* begin Entries provided *
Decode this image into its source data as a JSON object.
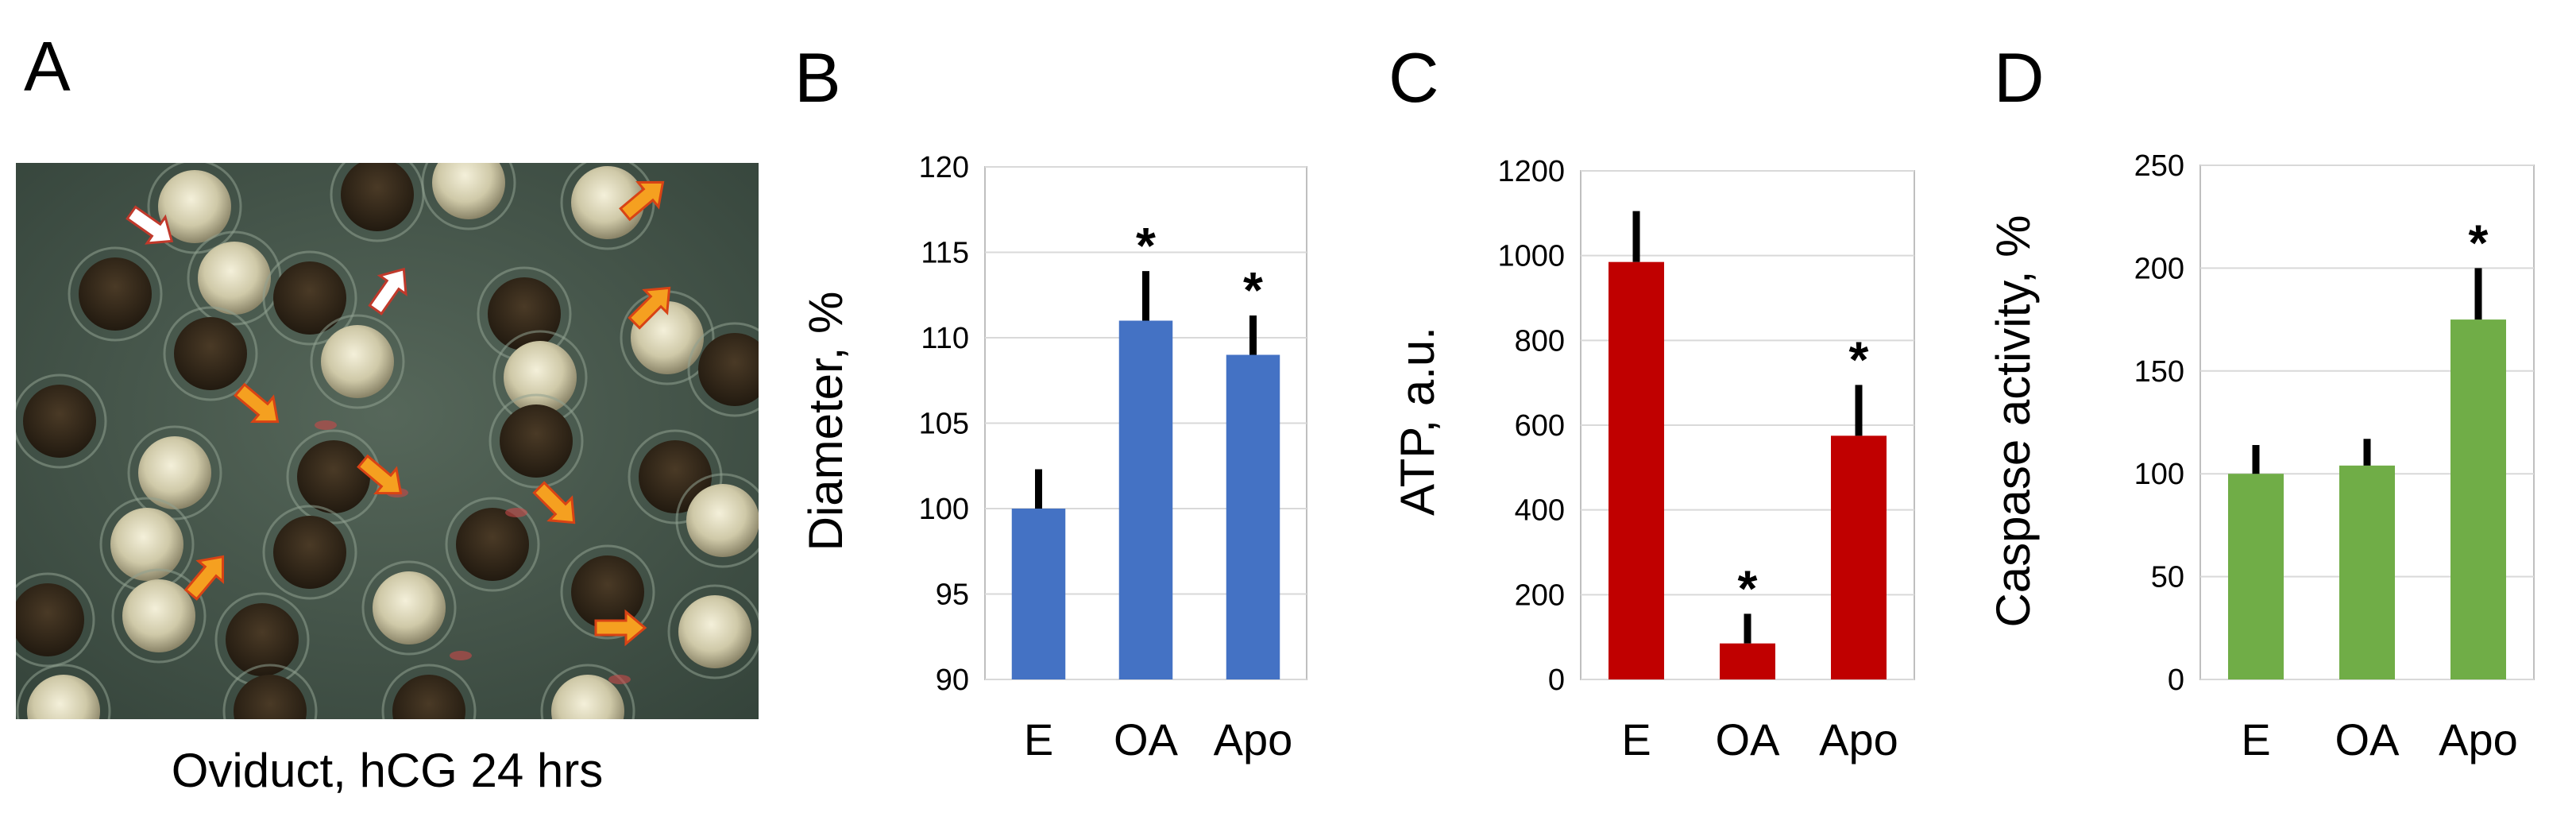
{
  "panel_a": {
    "letter": "A",
    "caption": "Oviduct, hCG 24 hrs",
    "colors": {
      "background": "#46584a",
      "white_arrow": "#ffffff",
      "orange_arrow": "#f5a020"
    }
  },
  "chart_data": [
    {
      "panel": "B",
      "type": "bar",
      "categories": [
        "E",
        "OA",
        "Apo"
      ],
      "values": [
        100,
        111,
        109
      ],
      "errors": [
        2.3,
        2.9,
        2.3
      ],
      "significant": [
        false,
        true,
        true
      ],
      "significance_mark": "*",
      "ylabel": "Diameter, %",
      "ylim": [
        90,
        120
      ],
      "yticks": [
        90,
        95,
        100,
        105,
        110,
        115,
        120
      ],
      "grid": true,
      "color": "#4472c4"
    },
    {
      "panel": "C",
      "type": "bar",
      "categories": [
        "E",
        "OA",
        "Apo"
      ],
      "values": [
        985,
        85,
        575
      ],
      "errors": [
        120,
        70,
        120
      ],
      "significant": [
        false,
        true,
        true
      ],
      "significance_mark": "*",
      "ylabel": "ATP, a.u.",
      "ylim": [
        0,
        1200
      ],
      "yticks": [
        0,
        200,
        400,
        600,
        800,
        1000,
        1200
      ],
      "grid": true,
      "color": "#c00000"
    },
    {
      "panel": "D",
      "type": "bar",
      "categories": [
        "E",
        "OA",
        "Apo"
      ],
      "values": [
        100,
        104,
        175
      ],
      "errors": [
        14,
        13,
        25
      ],
      "significant": [
        false,
        false,
        true
      ],
      "significance_mark": "*",
      "ylabel": "Caspase activity, %",
      "ylim": [
        0,
        250
      ],
      "yticks": [
        0,
        50,
        100,
        150,
        200,
        250
      ],
      "grid": true,
      "color": "#70ad47"
    }
  ]
}
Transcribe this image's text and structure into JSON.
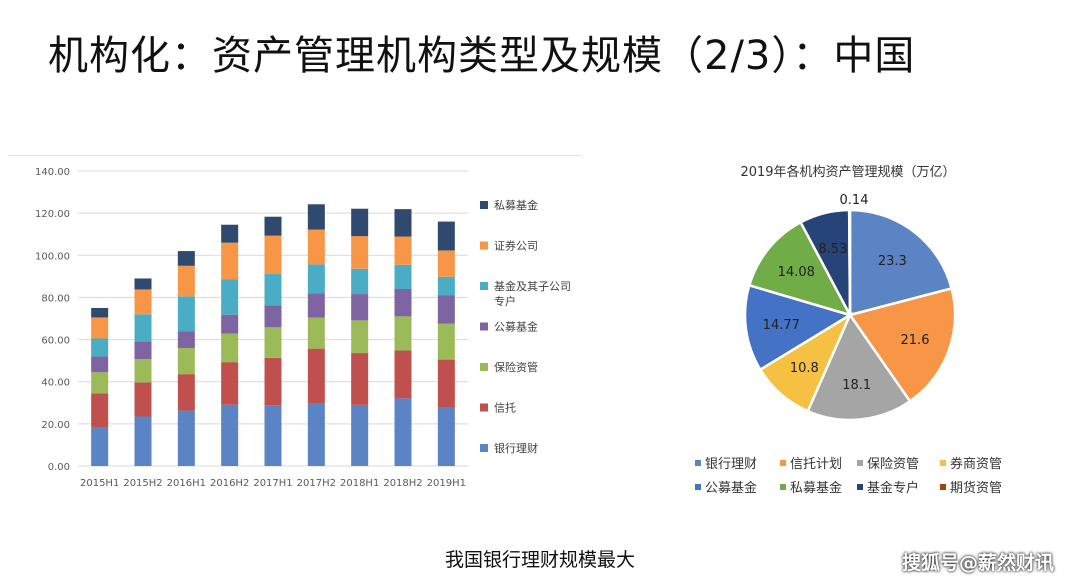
{
  "slide": {
    "title": "机构化：资产管理机构类型及规模（2/3）：中国",
    "caption": "我国银行理财规模最大",
    "watermark": "搜狐号@薪然财讯"
  },
  "colors": {
    "bank": "#5b84c4",
    "trust": "#c0504d",
    "insurance": "#9bbb59",
    "public_fund": "#7f64a2",
    "fund_sub": "#4bacc6",
    "securities": "#f79646",
    "private_fund": "#2f4a6e"
  },
  "chart_data": [
    {
      "type": "bar",
      "stacked": true,
      "categories": [
        "2015H1",
        "2015H2",
        "2016H1",
        "2016H2",
        "2017H1",
        "2017H2",
        "2018H1",
        "2018H2",
        "2019H1"
      ],
      "ylim": [
        0,
        140
      ],
      "yticks": [
        "0.00",
        "20.00",
        "40.00",
        "60.00",
        "80.00",
        "100.00",
        "120.00",
        "140.00"
      ],
      "grid": true,
      "legend_position": "right",
      "series": [
        {
          "name": "银行理财",
          "color_key": "bank",
          "values": [
            18.5,
            23.5,
            26.3,
            29.1,
            28.9,
            29.5,
            29.0,
            32.1,
            28.0
          ]
        },
        {
          "name": "信托",
          "color_key": "trust",
          "values": [
            16.0,
            16.2,
            17.3,
            20.2,
            22.4,
            26.2,
            24.6,
            22.7,
            22.5
          ]
        },
        {
          "name": "保险资管",
          "color_key": "insurance",
          "values": [
            10.0,
            11.0,
            12.4,
            13.5,
            14.5,
            14.7,
            15.5,
            16.2,
            17.0
          ]
        },
        {
          "name": "公募基金",
          "color_key": "public_fund",
          "values": [
            7.5,
            8.5,
            8.0,
            9.0,
            10.5,
            11.5,
            12.5,
            13.0,
            13.6
          ]
        },
        {
          "name": "基金及其子公司专户",
          "color_key": "fund_sub",
          "values": [
            8.5,
            12.8,
            16.5,
            16.7,
            14.8,
            13.8,
            12.0,
            11.5,
            8.7
          ]
        },
        {
          "name": "证券公司",
          "color_key": "securities",
          "values": [
            10.0,
            11.8,
            14.5,
            17.5,
            18.2,
            16.5,
            15.5,
            13.4,
            12.5
          ]
        },
        {
          "name": "私募基金",
          "color_key": "private_fund",
          "values": [
            4.5,
            5.2,
            7.0,
            8.5,
            9.0,
            12.0,
            13.0,
            13.0,
            13.7
          ]
        }
      ],
      "legend_order": [
        "私募基金",
        "证券公司",
        "基金及其子公司专户",
        "公募基金",
        "保险资管",
        "信托",
        "银行理财"
      ]
    },
    {
      "type": "pie",
      "title": "2019年各机构资产管理规模（万亿）",
      "legend_position": "bottom",
      "slices": [
        {
          "name": "银行理财",
          "value": 23.3,
          "label": "23.3",
          "color_key": "bank"
        },
        {
          "name": "信托计划",
          "value": 21.6,
          "label": "21.6",
          "color_key": "securities"
        },
        {
          "name": "保险资管",
          "value": 18.1,
          "label": "18.1",
          "color": "#a5a5a5"
        },
        {
          "name": "券商资管",
          "value": 10.8,
          "label": "10.8",
          "color": "#f6c143"
        },
        {
          "name": "公募基金",
          "value": 14.77,
          "label": "14.77",
          "color": "#4472c4"
        },
        {
          "name": "私募基金",
          "value": 14.08,
          "label": "14.08",
          "color": "#70ad47"
        },
        {
          "name": "基金专户",
          "value": 8.53,
          "label": "8.53",
          "color": "#264478"
        },
        {
          "name": "期货资管",
          "value": 0.14,
          "label": "0.14",
          "color": "#9e480e"
        }
      ]
    }
  ]
}
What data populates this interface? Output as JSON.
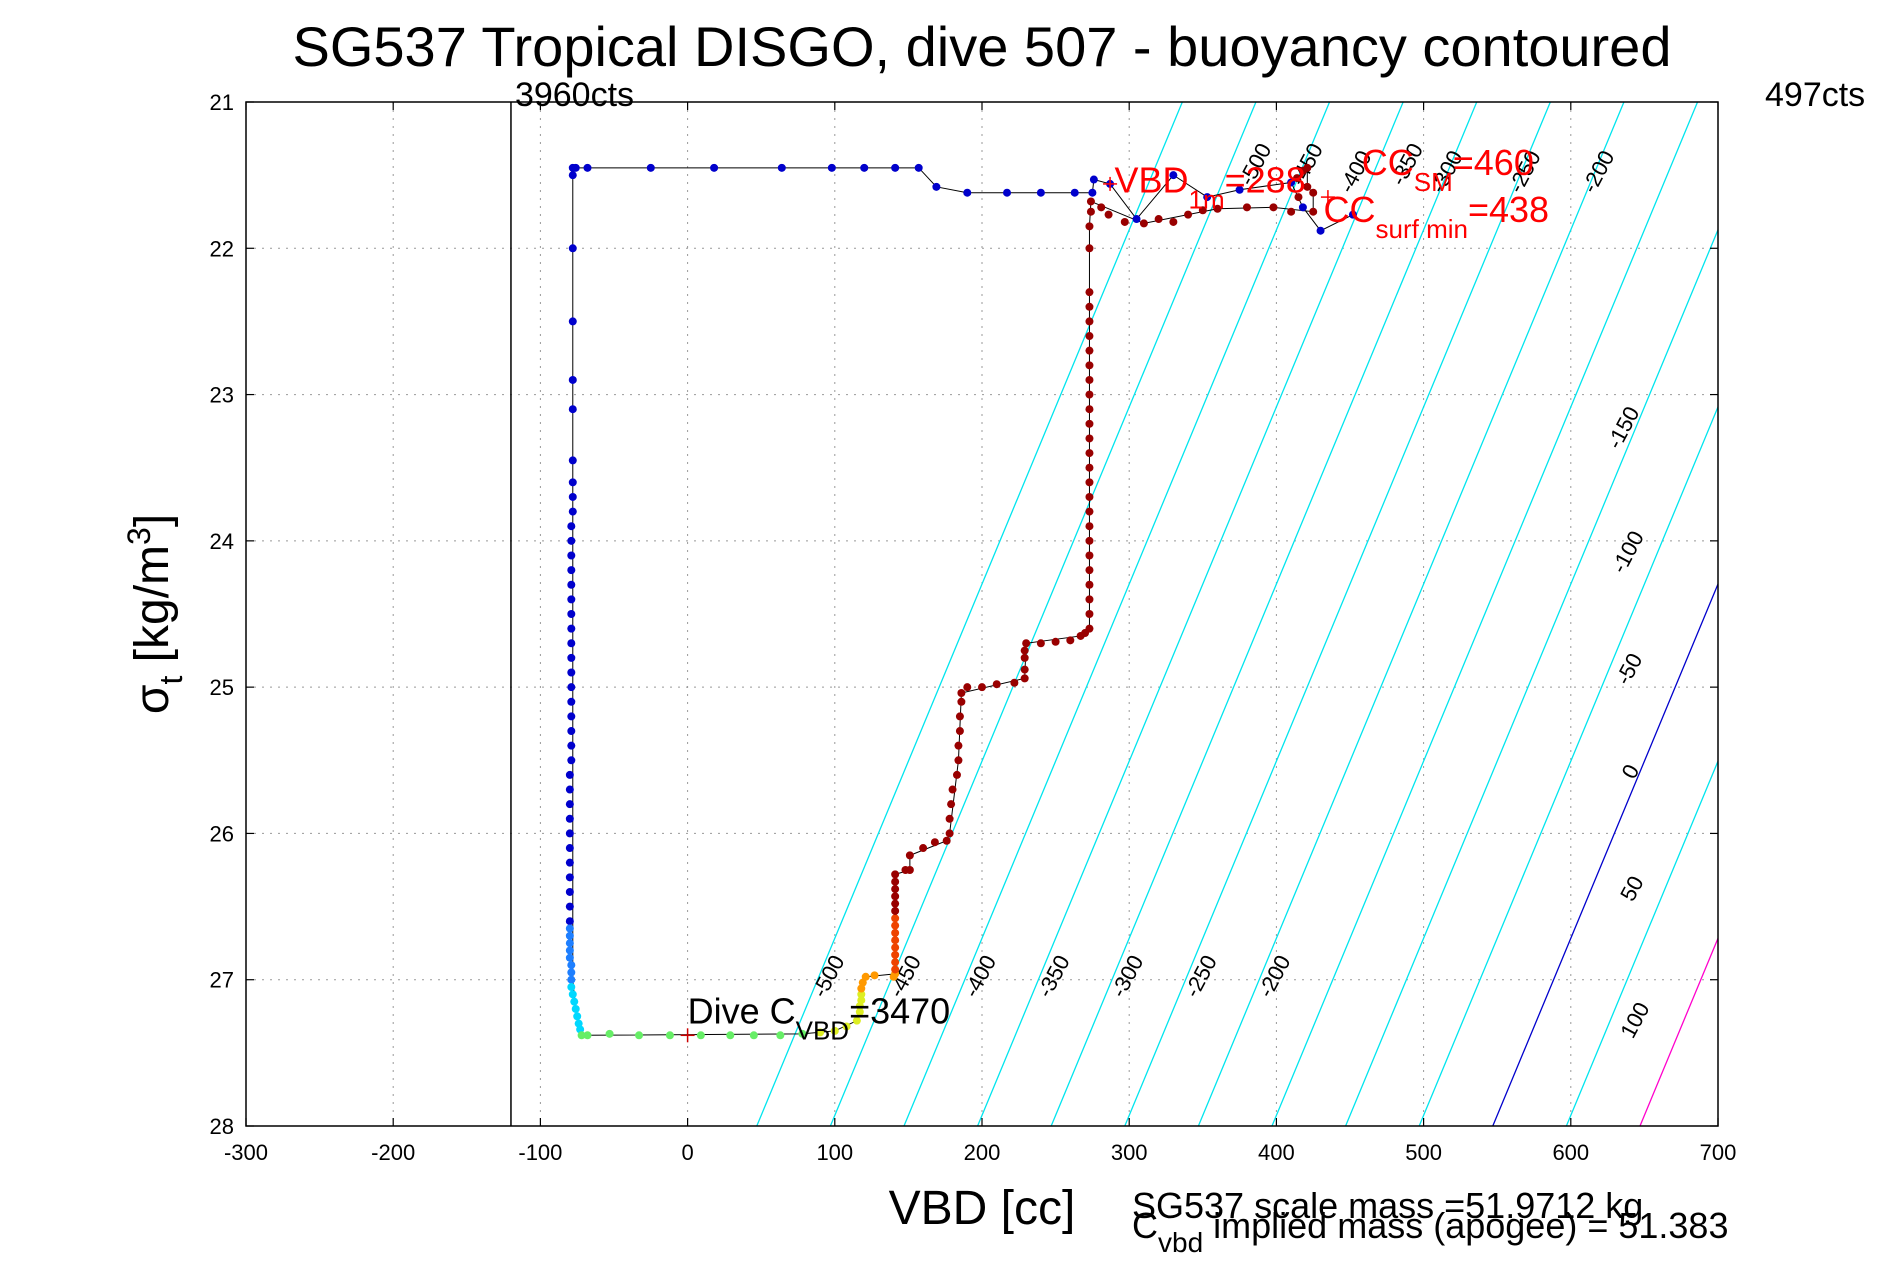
* end Entries provided *
Each record must be quoted in full and exactly. Do not include the pictures.

Decode this image into its source data as a JSON object.
{
  "panel_a": {
    "letter": "A",
    "caption": "Oviduct, hCG 24 hrs",
    "colors": {
      "background": "#46584a",
      "white_arrow": "#ffffff",
      "orange_arrow": "#f5a020"
    }
  },
  "chart_data": [
    {
      "panel": "B",
      "type": "bar",
      "categories": [
        "E",
        "OA",
        "Apo"
      ],
      "values": [
        100,
        111,
        109
      ],
      "errors": [
        2.3,
        2.9,
        2.3
      ],
      "significant": [
        false,
        true,
        true
      ],
      "significance_mark": "*",
      "ylabel": "Diameter, %",
      "ylim": [
        90,
        120
      ],
      "yticks": [
        90,
        95,
        100,
        105,
        110,
        115,
        120
      ],
      "grid": true,
      "color": "#4472c4"
    },
    {
      "panel": "C",
      "type": "bar",
      "categories": [
        "E",
        "OA",
        "Apo"
      ],
      "values": [
        985,
        85,
        575
      ],
      "errors": [
        120,
        70,
        120
      ],
      "significant": [
        false,
        true,
        true
      ],
      "significance_mark": "*",
      "ylabel": "ATP, a.u.",
      "ylim": [
        0,
        1200
      ],
      "yticks": [
        0,
        200,
        400,
        600,
        800,
        1000,
        1200
      ],
      "grid": true,
      "color": "#c00000"
    },
    {
      "panel": "D",
      "type": "bar",
      "categories": [
        "E",
        "OA",
        "Apo"
      ],
      "values": [
        100,
        104,
        175
      ],
      "errors": [
        14,
        13,
        25
      ],
      "significant": [
        false,
        false,
        true
      ],
      "significance_mark": "*",
      "ylabel": "Caspase activity, %",
      "ylim": [
        0,
        250
      ],
      "yticks": [
        0,
        50,
        100,
        150,
        200,
        250
      ],
      "grid": true,
      "color": "#70ad47"
    }
  ]
}
Transcribe this image's text and structure into JSON.
{
  "slide": {
    "title": "机构化：资产管理机构类型及规模（2/3）：中国",
    "caption": "我国银行理财规模最大",
    "watermark": "搜狐号@薪然财讯"
  },
  "colors": {
    "bank": "#5b84c4",
    "trust": "#c0504d",
    "insurance": "#9bbb59",
    "public_fund": "#7f64a2",
    "fund_sub": "#4bacc6",
    "securities": "#f79646",
    "private_fund": "#2f4a6e"
  },
  "chart_data": [
    {
      "type": "bar",
      "stacked": true,
      "categories": [
        "2015H1",
        "2015H2",
        "2016H1",
        "2016H2",
        "2017H1",
        "2017H2",
        "2018H1",
        "2018H2",
        "2019H1"
      ],
      "ylim": [
        0,
        140
      ],
      "yticks": [
        "0.00",
        "20.00",
        "40.00",
        "60.00",
        "80.00",
        "100.00",
        "120.00",
        "140.00"
      ],
      "grid": true,
      "legend_position": "right",
      "series": [
        {
          "name": "银行理财",
          "color_key": "bank",
          "values": [
            18.5,
            23.5,
            26.3,
            29.1,
            28.9,
            29.5,
            29.0,
            32.1,
            28.0
          ]
        },
        {
          "name": "信托",
          "color_key": "trust",
          "values": [
            16.0,
            16.2,
            17.3,
            20.2,
            22.4,
            26.2,
            24.6,
            22.7,
            22.5
          ]
        },
        {
          "name": "保险资管",
          "color_key": "insurance",
          "values": [
            10.0,
            11.0,
            12.4,
            13.5,
            14.5,
            14.7,
            15.5,
            16.2,
            17.0
          ]
        },
        {
          "name": "公募基金",
          "color_key": "public_fund",
          "values": [
            7.5,
            8.5,
            8.0,
            9.0,
            10.5,
            11.5,
            12.5,
            13.0,
            13.6
          ]
        },
        {
          "name": "基金及其子公司专户",
          "color_key": "fund_sub",
          "values": [
            8.5,
            12.8,
            16.5,
            16.7,
            14.8,
            13.8,
            12.0,
            11.5,
            8.7
          ]
        },
        {
          "name": "证券公司",
          "color_key": "securities",
          "values": [
            10.0,
            11.8,
            14.5,
            17.5,
            18.2,
            16.5,
            15.5,
            13.4,
            12.5
          ]
        },
        {
          "name": "私募基金",
          "color_key": "private_fund",
          "values": [
            4.5,
            5.2,
            7.0,
            8.5,
            9.0,
            12.0,
            13.0,
            13.0,
            13.7
          ]
        }
      ],
      "legend_order": [
        "私募基金",
        "证券公司",
        "基金及其子公司专户",
        "公募基金",
        "保险资管",
        "信托",
        "银行理财"
      ]
    },
    {
      "type": "pie",
      "title": "2019年各机构资产管理规模（万亿）",
      "legend_position": "bottom",
      "slices": [
        {
          "name": "银行理财",
          "value": 23.3,
          "label": "23.3",
          "color_key": "bank"
        },
        {
          "name": "信托计划",
          "value": 21.6,
          "label": "21.6",
          "color_key": "securities"
        },
        {
          "name": "保险资管",
          "value": 18.1,
          "label": "18.1",
          "color": "#a5a5a5"
        },
        {
          "name": "券商资管",
          "value": 10.8,
          "label": "10.8",
          "color": "#f6c143"
        },
        {
          "name": "公募基金",
          "value": 14.77,
          "label": "14.77",
          "color": "#4472c4"
        },
        {
          "name": "私募基金",
          "value": 14.08,
          "label": "14.08",
          "color": "#70ad47"
        },
        {
          "name": "基金专户",
          "value": 8.53,
          "label": "8.53",
          "color": "#264478"
        },
        {
          "name": "期货资管",
          "value": 0.14,
          "label": "0.14",
          "color": "#9e480e"
        }
      ]
    }
  ]
}
What data populates this interface? Output as JSON.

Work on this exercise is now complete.